## Exercise directions:
Return the records that follow unaltered. Omit every picture.

(Data entries)

-*-*-

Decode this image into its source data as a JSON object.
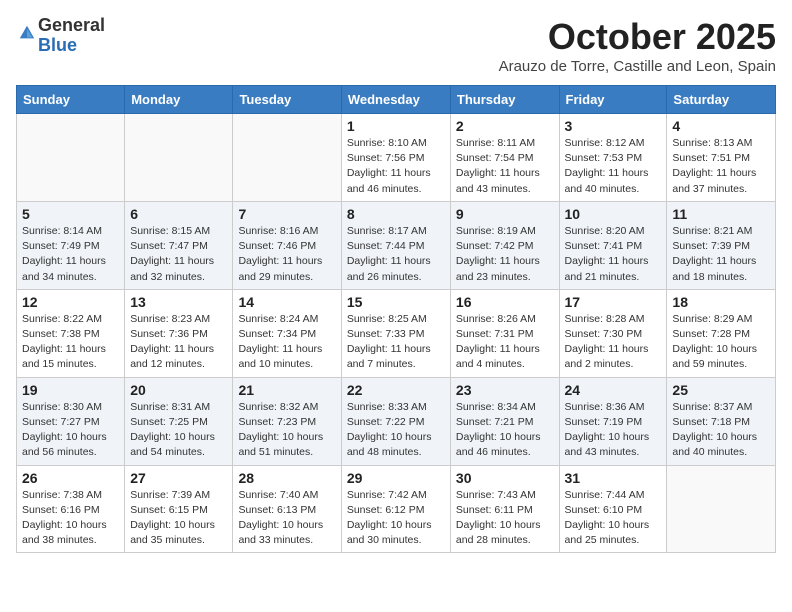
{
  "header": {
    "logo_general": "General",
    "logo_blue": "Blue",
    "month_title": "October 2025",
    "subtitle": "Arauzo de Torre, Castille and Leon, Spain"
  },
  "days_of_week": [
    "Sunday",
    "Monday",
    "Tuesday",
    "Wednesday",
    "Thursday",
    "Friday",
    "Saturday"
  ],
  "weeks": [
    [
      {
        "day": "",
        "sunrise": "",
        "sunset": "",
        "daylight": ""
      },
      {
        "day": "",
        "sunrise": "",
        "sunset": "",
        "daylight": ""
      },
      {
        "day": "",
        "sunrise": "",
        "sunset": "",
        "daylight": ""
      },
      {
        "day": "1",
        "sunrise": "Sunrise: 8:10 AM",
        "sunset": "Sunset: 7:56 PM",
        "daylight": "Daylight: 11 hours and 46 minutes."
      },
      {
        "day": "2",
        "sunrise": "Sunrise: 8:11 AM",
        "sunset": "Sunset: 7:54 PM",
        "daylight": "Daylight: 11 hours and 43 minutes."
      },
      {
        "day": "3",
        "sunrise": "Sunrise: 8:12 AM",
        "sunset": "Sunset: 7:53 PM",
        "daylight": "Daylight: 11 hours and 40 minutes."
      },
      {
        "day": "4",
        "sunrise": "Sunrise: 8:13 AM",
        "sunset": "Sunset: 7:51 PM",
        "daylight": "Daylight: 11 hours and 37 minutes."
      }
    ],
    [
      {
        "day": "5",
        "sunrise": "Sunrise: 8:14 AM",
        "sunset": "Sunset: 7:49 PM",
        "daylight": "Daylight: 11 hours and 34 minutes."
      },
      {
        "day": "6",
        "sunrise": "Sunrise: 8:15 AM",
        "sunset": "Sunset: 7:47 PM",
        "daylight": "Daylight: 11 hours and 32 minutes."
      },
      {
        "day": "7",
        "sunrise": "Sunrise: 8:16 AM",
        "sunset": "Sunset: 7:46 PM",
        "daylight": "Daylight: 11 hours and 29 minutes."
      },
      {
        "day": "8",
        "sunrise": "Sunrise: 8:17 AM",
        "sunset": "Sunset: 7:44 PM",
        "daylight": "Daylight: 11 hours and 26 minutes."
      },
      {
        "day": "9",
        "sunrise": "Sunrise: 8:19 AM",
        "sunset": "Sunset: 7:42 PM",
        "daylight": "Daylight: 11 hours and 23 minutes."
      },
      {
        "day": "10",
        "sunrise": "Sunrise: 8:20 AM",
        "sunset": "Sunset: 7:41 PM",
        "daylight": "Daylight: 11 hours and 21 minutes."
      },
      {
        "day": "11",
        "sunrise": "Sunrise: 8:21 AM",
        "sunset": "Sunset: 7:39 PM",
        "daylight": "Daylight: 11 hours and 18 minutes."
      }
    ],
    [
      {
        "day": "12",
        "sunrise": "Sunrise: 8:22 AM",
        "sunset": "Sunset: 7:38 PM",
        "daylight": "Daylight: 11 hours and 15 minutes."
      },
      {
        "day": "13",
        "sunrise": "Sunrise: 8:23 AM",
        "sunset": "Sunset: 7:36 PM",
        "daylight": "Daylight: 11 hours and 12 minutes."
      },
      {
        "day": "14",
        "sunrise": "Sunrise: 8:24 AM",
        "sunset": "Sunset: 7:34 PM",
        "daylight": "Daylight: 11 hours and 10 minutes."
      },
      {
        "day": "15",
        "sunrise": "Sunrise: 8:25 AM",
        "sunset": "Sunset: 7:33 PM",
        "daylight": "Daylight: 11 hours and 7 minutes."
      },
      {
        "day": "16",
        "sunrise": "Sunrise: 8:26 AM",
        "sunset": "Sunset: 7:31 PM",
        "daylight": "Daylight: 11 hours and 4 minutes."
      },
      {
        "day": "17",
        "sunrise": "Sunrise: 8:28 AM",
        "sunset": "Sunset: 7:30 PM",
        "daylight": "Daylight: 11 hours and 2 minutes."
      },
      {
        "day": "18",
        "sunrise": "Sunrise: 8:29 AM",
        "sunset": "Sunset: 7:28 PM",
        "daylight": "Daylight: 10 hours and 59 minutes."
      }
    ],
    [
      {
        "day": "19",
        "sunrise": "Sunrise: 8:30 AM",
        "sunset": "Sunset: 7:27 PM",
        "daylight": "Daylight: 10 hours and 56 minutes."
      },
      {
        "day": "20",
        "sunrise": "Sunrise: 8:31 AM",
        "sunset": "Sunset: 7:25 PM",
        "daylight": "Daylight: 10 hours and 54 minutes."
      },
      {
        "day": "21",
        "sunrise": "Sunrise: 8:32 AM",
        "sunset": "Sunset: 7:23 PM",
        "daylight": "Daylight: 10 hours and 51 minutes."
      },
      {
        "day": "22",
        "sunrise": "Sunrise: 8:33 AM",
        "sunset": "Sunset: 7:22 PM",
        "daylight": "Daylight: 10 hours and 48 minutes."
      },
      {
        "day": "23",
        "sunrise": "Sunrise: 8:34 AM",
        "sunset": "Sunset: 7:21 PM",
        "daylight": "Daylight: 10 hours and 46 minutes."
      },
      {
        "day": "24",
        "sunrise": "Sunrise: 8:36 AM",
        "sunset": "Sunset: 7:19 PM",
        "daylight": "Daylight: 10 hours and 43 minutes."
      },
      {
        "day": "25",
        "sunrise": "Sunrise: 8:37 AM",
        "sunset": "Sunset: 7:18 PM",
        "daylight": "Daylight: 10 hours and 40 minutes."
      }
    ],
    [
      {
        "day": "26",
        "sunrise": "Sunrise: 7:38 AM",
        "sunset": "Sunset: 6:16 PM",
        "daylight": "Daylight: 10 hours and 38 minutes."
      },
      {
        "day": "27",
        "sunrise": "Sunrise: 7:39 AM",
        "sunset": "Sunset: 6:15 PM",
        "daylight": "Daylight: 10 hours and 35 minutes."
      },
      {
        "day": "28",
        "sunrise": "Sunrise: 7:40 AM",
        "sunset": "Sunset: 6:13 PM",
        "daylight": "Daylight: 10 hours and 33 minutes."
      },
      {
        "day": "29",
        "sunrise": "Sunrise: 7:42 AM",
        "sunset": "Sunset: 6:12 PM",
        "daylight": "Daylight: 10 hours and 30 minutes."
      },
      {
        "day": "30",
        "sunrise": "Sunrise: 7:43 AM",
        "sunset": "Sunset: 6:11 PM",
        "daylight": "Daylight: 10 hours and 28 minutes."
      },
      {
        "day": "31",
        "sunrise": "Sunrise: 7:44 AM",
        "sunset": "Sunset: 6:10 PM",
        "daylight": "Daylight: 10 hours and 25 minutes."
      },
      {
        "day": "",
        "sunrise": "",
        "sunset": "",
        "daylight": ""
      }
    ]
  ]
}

-*-*-

## Solution for this problem:
Decode this image into its source data as a JSON object.
{
  "header": {
    "logo_general": "General",
    "logo_blue": "Blue",
    "month_title": "October 2025",
    "subtitle": "Arauzo de Torre, Castille and Leon, Spain"
  },
  "days_of_week": [
    "Sunday",
    "Monday",
    "Tuesday",
    "Wednesday",
    "Thursday",
    "Friday",
    "Saturday"
  ],
  "weeks": [
    [
      {
        "day": "",
        "sunrise": "",
        "sunset": "",
        "daylight": ""
      },
      {
        "day": "",
        "sunrise": "",
        "sunset": "",
        "daylight": ""
      },
      {
        "day": "",
        "sunrise": "",
        "sunset": "",
        "daylight": ""
      },
      {
        "day": "1",
        "sunrise": "Sunrise: 8:10 AM",
        "sunset": "Sunset: 7:56 PM",
        "daylight": "Daylight: 11 hours and 46 minutes."
      },
      {
        "day": "2",
        "sunrise": "Sunrise: 8:11 AM",
        "sunset": "Sunset: 7:54 PM",
        "daylight": "Daylight: 11 hours and 43 minutes."
      },
      {
        "day": "3",
        "sunrise": "Sunrise: 8:12 AM",
        "sunset": "Sunset: 7:53 PM",
        "daylight": "Daylight: 11 hours and 40 minutes."
      },
      {
        "day": "4",
        "sunrise": "Sunrise: 8:13 AM",
        "sunset": "Sunset: 7:51 PM",
        "daylight": "Daylight: 11 hours and 37 minutes."
      }
    ],
    [
      {
        "day": "5",
        "sunrise": "Sunrise: 8:14 AM",
        "sunset": "Sunset: 7:49 PM",
        "daylight": "Daylight: 11 hours and 34 minutes."
      },
      {
        "day": "6",
        "sunrise": "Sunrise: 8:15 AM",
        "sunset": "Sunset: 7:47 PM",
        "daylight": "Daylight: 11 hours and 32 minutes."
      },
      {
        "day": "7",
        "sunrise": "Sunrise: 8:16 AM",
        "sunset": "Sunset: 7:46 PM",
        "daylight": "Daylight: 11 hours and 29 minutes."
      },
      {
        "day": "8",
        "sunrise": "Sunrise: 8:17 AM",
        "sunset": "Sunset: 7:44 PM",
        "daylight": "Daylight: 11 hours and 26 minutes."
      },
      {
        "day": "9",
        "sunrise": "Sunrise: 8:19 AM",
        "sunset": "Sunset: 7:42 PM",
        "daylight": "Daylight: 11 hours and 23 minutes."
      },
      {
        "day": "10",
        "sunrise": "Sunrise: 8:20 AM",
        "sunset": "Sunset: 7:41 PM",
        "daylight": "Daylight: 11 hours and 21 minutes."
      },
      {
        "day": "11",
        "sunrise": "Sunrise: 8:21 AM",
        "sunset": "Sunset: 7:39 PM",
        "daylight": "Daylight: 11 hours and 18 minutes."
      }
    ],
    [
      {
        "day": "12",
        "sunrise": "Sunrise: 8:22 AM",
        "sunset": "Sunset: 7:38 PM",
        "daylight": "Daylight: 11 hours and 15 minutes."
      },
      {
        "day": "13",
        "sunrise": "Sunrise: 8:23 AM",
        "sunset": "Sunset: 7:36 PM",
        "daylight": "Daylight: 11 hours and 12 minutes."
      },
      {
        "day": "14",
        "sunrise": "Sunrise: 8:24 AM",
        "sunset": "Sunset: 7:34 PM",
        "daylight": "Daylight: 11 hours and 10 minutes."
      },
      {
        "day": "15",
        "sunrise": "Sunrise: 8:25 AM",
        "sunset": "Sunset: 7:33 PM",
        "daylight": "Daylight: 11 hours and 7 minutes."
      },
      {
        "day": "16",
        "sunrise": "Sunrise: 8:26 AM",
        "sunset": "Sunset: 7:31 PM",
        "daylight": "Daylight: 11 hours and 4 minutes."
      },
      {
        "day": "17",
        "sunrise": "Sunrise: 8:28 AM",
        "sunset": "Sunset: 7:30 PM",
        "daylight": "Daylight: 11 hours and 2 minutes."
      },
      {
        "day": "18",
        "sunrise": "Sunrise: 8:29 AM",
        "sunset": "Sunset: 7:28 PM",
        "daylight": "Daylight: 10 hours and 59 minutes."
      }
    ],
    [
      {
        "day": "19",
        "sunrise": "Sunrise: 8:30 AM",
        "sunset": "Sunset: 7:27 PM",
        "daylight": "Daylight: 10 hours and 56 minutes."
      },
      {
        "day": "20",
        "sunrise": "Sunrise: 8:31 AM",
        "sunset": "Sunset: 7:25 PM",
        "daylight": "Daylight: 10 hours and 54 minutes."
      },
      {
        "day": "21",
        "sunrise": "Sunrise: 8:32 AM",
        "sunset": "Sunset: 7:23 PM",
        "daylight": "Daylight: 10 hours and 51 minutes."
      },
      {
        "day": "22",
        "sunrise": "Sunrise: 8:33 AM",
        "sunset": "Sunset: 7:22 PM",
        "daylight": "Daylight: 10 hours and 48 minutes."
      },
      {
        "day": "23",
        "sunrise": "Sunrise: 8:34 AM",
        "sunset": "Sunset: 7:21 PM",
        "daylight": "Daylight: 10 hours and 46 minutes."
      },
      {
        "day": "24",
        "sunrise": "Sunrise: 8:36 AM",
        "sunset": "Sunset: 7:19 PM",
        "daylight": "Daylight: 10 hours and 43 minutes."
      },
      {
        "day": "25",
        "sunrise": "Sunrise: 8:37 AM",
        "sunset": "Sunset: 7:18 PM",
        "daylight": "Daylight: 10 hours and 40 minutes."
      }
    ],
    [
      {
        "day": "26",
        "sunrise": "Sunrise: 7:38 AM",
        "sunset": "Sunset: 6:16 PM",
        "daylight": "Daylight: 10 hours and 38 minutes."
      },
      {
        "day": "27",
        "sunrise": "Sunrise: 7:39 AM",
        "sunset": "Sunset: 6:15 PM",
        "daylight": "Daylight: 10 hours and 35 minutes."
      },
      {
        "day": "28",
        "sunrise": "Sunrise: 7:40 AM",
        "sunset": "Sunset: 6:13 PM",
        "daylight": "Daylight: 10 hours and 33 minutes."
      },
      {
        "day": "29",
        "sunrise": "Sunrise: 7:42 AM",
        "sunset": "Sunset: 6:12 PM",
        "daylight": "Daylight: 10 hours and 30 minutes."
      },
      {
        "day": "30",
        "sunrise": "Sunrise: 7:43 AM",
        "sunset": "Sunset: 6:11 PM",
        "daylight": "Daylight: 10 hours and 28 minutes."
      },
      {
        "day": "31",
        "sunrise": "Sunrise: 7:44 AM",
        "sunset": "Sunset: 6:10 PM",
        "daylight": "Daylight: 10 hours and 25 minutes."
      },
      {
        "day": "",
        "sunrise": "",
        "sunset": "",
        "daylight": ""
      }
    ]
  ]
}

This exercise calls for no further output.